§ **INSTRUCTIONS FOR THE TASK**: Omit any picture, and return the remaining data exactly as written.

§ **DATA SHOWN**:
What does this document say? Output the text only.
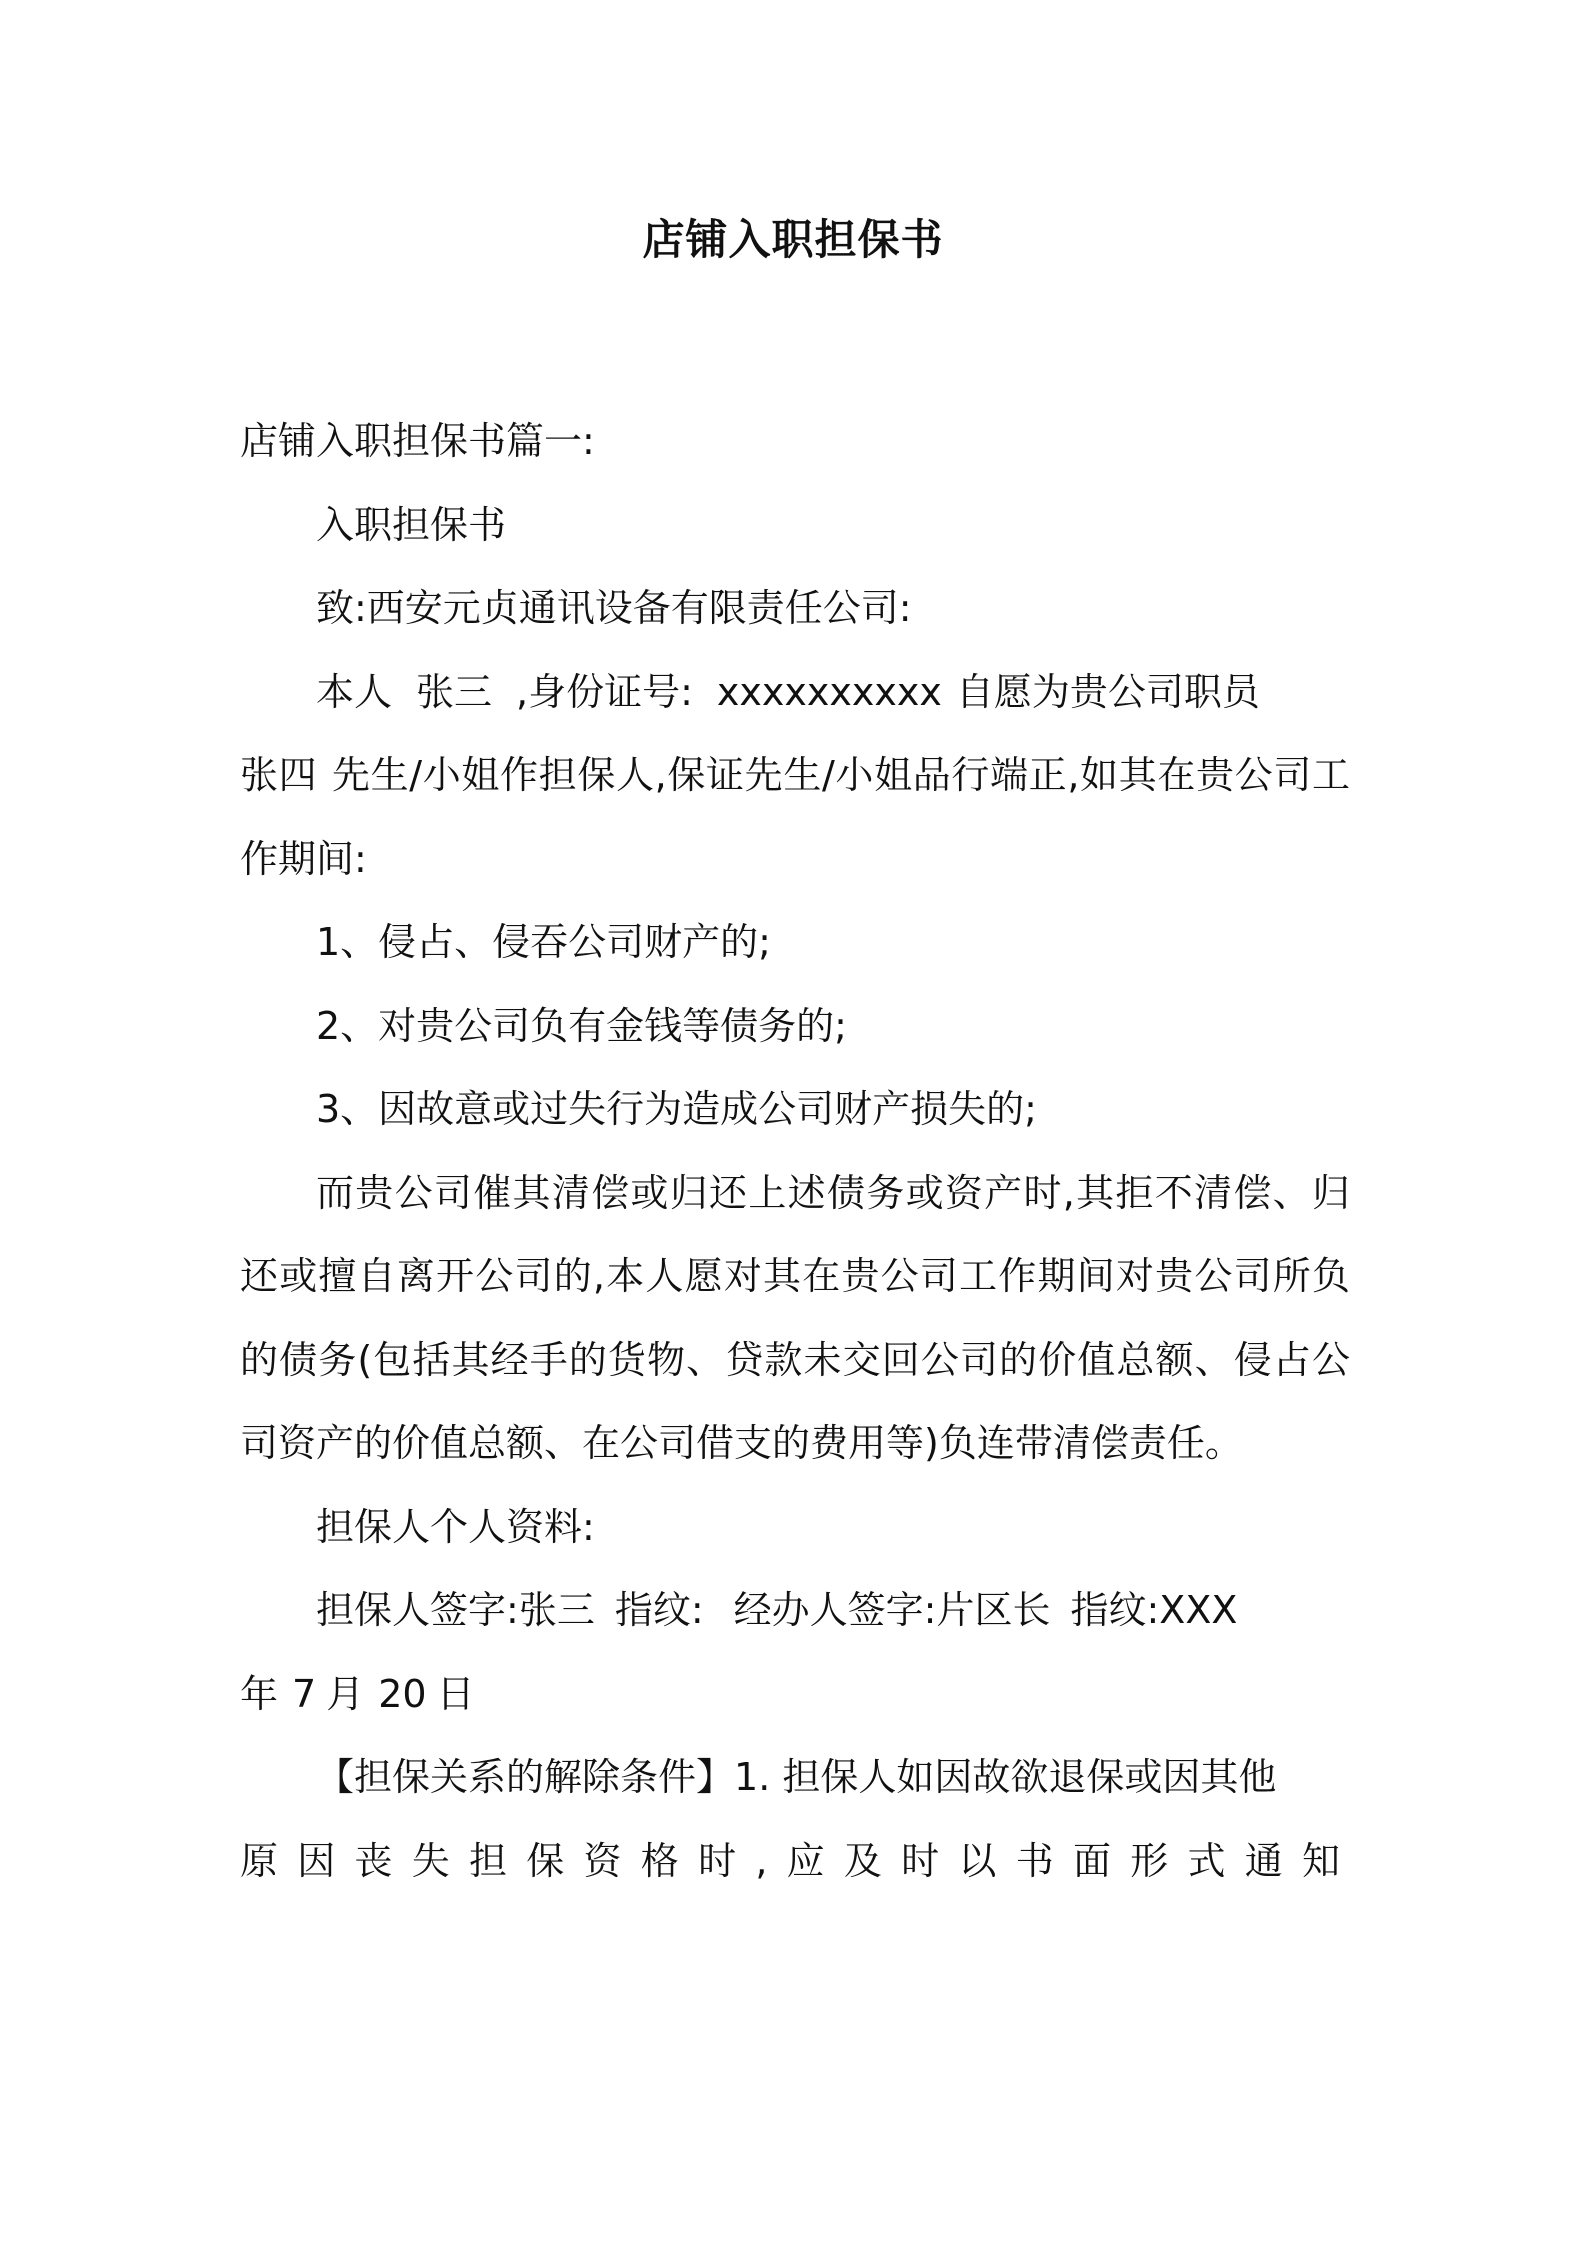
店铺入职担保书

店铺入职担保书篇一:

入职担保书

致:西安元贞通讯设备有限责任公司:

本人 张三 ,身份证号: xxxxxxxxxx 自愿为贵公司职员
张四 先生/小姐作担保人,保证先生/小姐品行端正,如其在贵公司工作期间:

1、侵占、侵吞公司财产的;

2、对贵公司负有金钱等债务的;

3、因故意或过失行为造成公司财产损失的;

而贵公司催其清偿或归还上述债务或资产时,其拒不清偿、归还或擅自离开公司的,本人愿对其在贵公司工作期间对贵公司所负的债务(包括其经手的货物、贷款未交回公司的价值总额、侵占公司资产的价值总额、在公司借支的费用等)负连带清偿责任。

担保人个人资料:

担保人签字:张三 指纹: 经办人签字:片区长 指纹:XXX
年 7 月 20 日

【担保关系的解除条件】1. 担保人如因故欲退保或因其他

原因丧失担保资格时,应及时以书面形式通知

§ **TASK RESULT**:
What does this document say? Output the text only.
店铺入职担保书

店铺入职担保书篇一:

入职担保书

致:西安元贞通讯设备有限责任公司:

本人 张三 ,身份证号: xxxxxxxxxx 自愿为贵公司职员
张四 先生/小姐作担保人,保证先生/小姐品行端正,如其在贵公司工作期间:

1、侵占、侵吞公司财产的;

2、对贵公司负有金钱等债务的;

3、因故意或过失行为造成公司财产损失的;

而贵公司催其清偿或归还上述债务或资产时,其拒不清偿、归还或擅自离开公司的,本人愿对其在贵公司工作期间对贵公司所负的债务(包括其经手的货物、贷款未交回公司的价值总额、侵占公司资产的价值总额、在公司借支的费用等)负连带清偿责任。

担保人个人资料:

担保人签字:张三 指纹: 经办人签字:片区长 指纹:XXX
年 7 月 20 日

【担保关系的解除条件】1. 担保人如因故欲退保或因其他

原因丧失担保资格时,应及时以书面形式通知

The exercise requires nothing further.